• **REQUIRED WORK**
Output each line of the material exactly as it stands.

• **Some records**
☆ ☆ ☆ ☆ ☆

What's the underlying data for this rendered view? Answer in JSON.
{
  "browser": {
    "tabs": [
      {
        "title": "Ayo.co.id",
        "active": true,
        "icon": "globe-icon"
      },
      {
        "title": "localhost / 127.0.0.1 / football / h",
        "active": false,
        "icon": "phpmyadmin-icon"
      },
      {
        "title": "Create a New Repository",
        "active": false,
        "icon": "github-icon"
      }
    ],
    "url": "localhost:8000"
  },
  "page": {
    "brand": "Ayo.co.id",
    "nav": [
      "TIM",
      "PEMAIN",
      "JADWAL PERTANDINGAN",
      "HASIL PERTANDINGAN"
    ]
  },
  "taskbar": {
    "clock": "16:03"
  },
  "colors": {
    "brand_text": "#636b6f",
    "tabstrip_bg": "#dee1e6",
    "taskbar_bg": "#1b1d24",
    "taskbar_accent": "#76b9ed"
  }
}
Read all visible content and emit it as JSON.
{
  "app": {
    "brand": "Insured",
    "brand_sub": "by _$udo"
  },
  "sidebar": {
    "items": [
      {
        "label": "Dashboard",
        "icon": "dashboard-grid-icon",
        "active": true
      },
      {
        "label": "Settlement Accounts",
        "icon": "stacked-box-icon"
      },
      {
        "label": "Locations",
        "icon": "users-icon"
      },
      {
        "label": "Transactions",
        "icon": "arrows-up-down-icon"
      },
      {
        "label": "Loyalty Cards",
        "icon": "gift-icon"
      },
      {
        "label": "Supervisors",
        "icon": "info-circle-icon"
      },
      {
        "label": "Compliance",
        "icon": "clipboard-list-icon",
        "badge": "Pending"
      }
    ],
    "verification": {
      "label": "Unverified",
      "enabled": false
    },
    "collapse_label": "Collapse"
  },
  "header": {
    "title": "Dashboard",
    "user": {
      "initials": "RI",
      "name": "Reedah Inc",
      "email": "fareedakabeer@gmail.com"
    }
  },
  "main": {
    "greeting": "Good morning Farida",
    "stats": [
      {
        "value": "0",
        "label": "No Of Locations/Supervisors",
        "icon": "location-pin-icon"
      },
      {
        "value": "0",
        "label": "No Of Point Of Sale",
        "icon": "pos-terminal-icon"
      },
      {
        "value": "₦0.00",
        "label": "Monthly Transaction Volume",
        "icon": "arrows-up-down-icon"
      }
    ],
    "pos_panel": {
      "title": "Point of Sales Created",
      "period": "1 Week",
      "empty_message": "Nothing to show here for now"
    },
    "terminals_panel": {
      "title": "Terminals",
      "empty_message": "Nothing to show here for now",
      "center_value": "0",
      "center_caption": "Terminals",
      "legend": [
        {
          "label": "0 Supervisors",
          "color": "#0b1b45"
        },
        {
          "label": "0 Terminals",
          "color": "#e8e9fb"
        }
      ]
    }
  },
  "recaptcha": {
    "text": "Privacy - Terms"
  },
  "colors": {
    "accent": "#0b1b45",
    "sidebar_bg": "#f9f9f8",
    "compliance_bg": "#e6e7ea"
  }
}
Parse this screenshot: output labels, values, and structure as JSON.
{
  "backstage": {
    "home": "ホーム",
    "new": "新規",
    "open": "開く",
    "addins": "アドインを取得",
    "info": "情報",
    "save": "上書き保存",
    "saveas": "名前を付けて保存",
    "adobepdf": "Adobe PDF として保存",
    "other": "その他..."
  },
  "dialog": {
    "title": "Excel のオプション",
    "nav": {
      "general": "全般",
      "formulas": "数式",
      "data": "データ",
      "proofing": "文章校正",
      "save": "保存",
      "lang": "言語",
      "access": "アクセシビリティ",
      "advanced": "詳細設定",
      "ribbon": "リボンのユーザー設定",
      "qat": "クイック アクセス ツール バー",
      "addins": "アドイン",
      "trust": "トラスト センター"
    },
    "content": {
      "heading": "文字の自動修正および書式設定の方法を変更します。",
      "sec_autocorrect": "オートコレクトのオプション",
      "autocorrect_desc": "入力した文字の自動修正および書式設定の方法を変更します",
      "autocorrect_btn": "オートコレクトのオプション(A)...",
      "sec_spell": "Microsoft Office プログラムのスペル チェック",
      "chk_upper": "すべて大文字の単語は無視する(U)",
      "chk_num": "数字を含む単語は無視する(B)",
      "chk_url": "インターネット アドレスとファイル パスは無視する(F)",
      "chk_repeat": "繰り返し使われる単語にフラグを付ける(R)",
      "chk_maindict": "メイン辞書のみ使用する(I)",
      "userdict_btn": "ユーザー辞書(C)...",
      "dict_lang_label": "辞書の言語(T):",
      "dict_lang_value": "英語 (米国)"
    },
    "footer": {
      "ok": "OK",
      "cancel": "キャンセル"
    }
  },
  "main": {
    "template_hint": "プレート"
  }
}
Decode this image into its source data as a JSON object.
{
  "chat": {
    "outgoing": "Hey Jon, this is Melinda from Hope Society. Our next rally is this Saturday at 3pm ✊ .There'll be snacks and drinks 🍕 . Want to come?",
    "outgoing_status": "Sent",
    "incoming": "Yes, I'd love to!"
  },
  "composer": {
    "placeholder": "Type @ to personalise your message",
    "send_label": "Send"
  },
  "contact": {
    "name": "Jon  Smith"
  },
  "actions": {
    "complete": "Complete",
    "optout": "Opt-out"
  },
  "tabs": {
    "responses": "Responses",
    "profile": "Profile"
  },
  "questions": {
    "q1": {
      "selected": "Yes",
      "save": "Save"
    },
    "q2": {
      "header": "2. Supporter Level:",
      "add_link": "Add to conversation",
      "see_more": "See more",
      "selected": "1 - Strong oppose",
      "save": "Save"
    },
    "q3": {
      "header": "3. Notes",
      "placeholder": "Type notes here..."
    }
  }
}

☆ ☆ ☆ ☆ ☆

• **WORKED SOLUTION**
What's the underlying data for this rendered view? Answer in JSON.
{
  "browser": {
    "tabs": [
      {
        "title": "Ayo.co.id",
        "active": true,
        "icon": "globe-icon"
      },
      {
        "title": "localhost / 127.0.0.1 / football / h",
        "active": false,
        "icon": "phpmyadmin-icon"
      },
      {
        "title": "Create a New Repository",
        "active": false,
        "icon": "github-icon"
      }
    ],
    "url": "localhost:8000"
  },
  "page": {
    "brand": "Ayo.co.id",
    "nav": [
      "TIM",
      "PEMAIN",
      "JADWAL PERTANDINGAN",
      "HASIL PERTANDINGAN"
    ]
  },
  "taskbar": {
    "clock": "16:03"
  },
  "colors": {
    "brand_text": "#636b6f",
    "tabstrip_bg": "#dee1e6",
    "taskbar_bg": "#1b1d24",
    "taskbar_accent": "#76b9ed"
  }
}
Read all visible content and emit it as JSON.
{
  "app": {
    "brand": "Insured",
    "brand_sub": "by _$udo"
  },
  "sidebar": {
    "items": [
      {
        "label": "Dashboard",
        "icon": "dashboard-grid-icon",
        "active": true
      },
      {
        "label": "Settlement Accounts",
        "icon": "stacked-box-icon"
      },
      {
        "label": "Locations",
        "icon": "users-icon"
      },
      {
        "label": "Transactions",
        "icon": "arrows-up-down-icon"
      },
      {
        "label": "Loyalty Cards",
        "icon": "gift-icon"
      },
      {
        "label": "Supervisors",
        "icon": "info-circle-icon"
      },
      {
        "label": "Compliance",
        "icon": "clipboard-list-icon",
        "badge": "Pending"
      }
    ],
    "verification": {
      "label": "Unverified",
      "enabled": false
    },
    "collapse_label": "Collapse"
  },
  "header": {
    "title": "Dashboard",
    "user": {
      "initials": "RI",
      "name": "Reedah Inc",
      "email": "fareedakabeer@gmail.com"
    }
  },
  "main": {
    "greeting": "Good morning Farida",
    "stats": [
      {
        "value": "0",
        "label": "No Of Locations/Supervisors",
        "icon": "location-pin-icon"
      },
      {
        "value": "0",
        "label": "No Of Point Of Sale",
        "icon": "pos-terminal-icon"
      },
      {
        "value": "₦0.00",
        "label": "Monthly Transaction Volume",
        "icon": "arrows-up-down-icon"
      }
    ],
    "pos_panel": {
      "title": "Point of Sales Created",
      "period": "1 Week",
      "empty_message": "Nothing to show here for now"
    },
    "terminals_panel": {
      "title": "Terminals",
      "empty_message": "Nothing to show here for now",
      "center_value": "0",
      "center_caption": "Terminals",
      "legend": [
        {
          "label": "0 Supervisors",
          "color": "#0b1b45"
        },
        {
          "label": "0 Terminals",
          "color": "#e8e9fb"
        }
      ]
    }
  },
  "recaptcha": {
    "text": "Privacy - Terms"
  },
  "colors": {
    "accent": "#0b1b45",
    "sidebar_bg": "#f9f9f8",
    "compliance_bg": "#e6e7ea"
  }
}
Parse this screenshot: output labels, values, and structure as JSON.
{
  "backstage": {
    "home": "ホーム",
    "new": "新規",
    "open": "開く",
    "addins": "アドインを取得",
    "info": "情報",
    "save": "上書き保存",
    "saveas": "名前を付けて保存",
    "adobepdf": "Adobe PDF として保存",
    "other": "その他..."
  },
  "dialog": {
    "title": "Excel のオプション",
    "nav": {
      "general": "全般",
      "formulas": "数式",
      "data": "データ",
      "proofing": "文章校正",
      "save": "保存",
      "lang": "言語",
      "access": "アクセシビリティ",
      "advanced": "詳細設定",
      "ribbon": "リボンのユーザー設定",
      "qat": "クイック アクセス ツール バー",
      "addins": "アドイン",
      "trust": "トラスト センター"
    },
    "content": {
      "heading": "文字の自動修正および書式設定の方法を変更します。",
      "sec_autocorrect": "オートコレクトのオプション",
      "autocorrect_desc": "入力した文字の自動修正および書式設定の方法を変更します",
      "autocorrect_btn": "オートコレクトのオプション(A)...",
      "sec_spell": "Microsoft Office プログラムのスペル チェック",
      "chk_upper": "すべて大文字の単語は無視する(U)",
      "chk_num": "数字を含む単語は無視する(B)",
      "chk_url": "インターネット アドレスとファイル パスは無視する(F)",
      "chk_repeat": "繰り返し使われる単語にフラグを付ける(R)",
      "chk_maindict": "メイン辞書のみ使用する(I)",
      "userdict_btn": "ユーザー辞書(C)...",
      "dict_lang_label": "辞書の言語(T):",
      "dict_lang_value": "英語 (米国)"
    },
    "footer": {
      "ok": "OK",
      "cancel": "キャンセル"
    }
  },
  "main": {
    "template_hint": "プレート"
  }
}
Decode this image into its source data as a JSON object.
{
  "chat": {
    "outgoing": "Hey Jon, this is Melinda from Hope Society. Our next rally is this Saturday at 3pm ✊ .There'll be snacks and drinks 🍕 . Want to come?",
    "outgoing_status": "Sent",
    "incoming": "Yes, I'd love to!"
  },
  "composer": {
    "placeholder": "Type @ to personalise your message",
    "send_label": "Send"
  },
  "contact": {
    "name": "Jon  Smith"
  },
  "actions": {
    "complete": "Complete",
    "optout": "Opt-out"
  },
  "tabs": {
    "responses": "Responses",
    "profile": "Profile"
  },
  "questions": {
    "q1": {
      "selected": "Yes",
      "save": "Save"
    },
    "q2": {
      "header": "2. Supporter Level:",
      "add_link": "Add to conversation",
      "see_more": "See more",
      "selected": "1 - Strong oppose",
      "save": "Save"
    },
    "q3": {
      "header": "3. Notes",
      "placeholder": "Type notes here..."
    }
  }
}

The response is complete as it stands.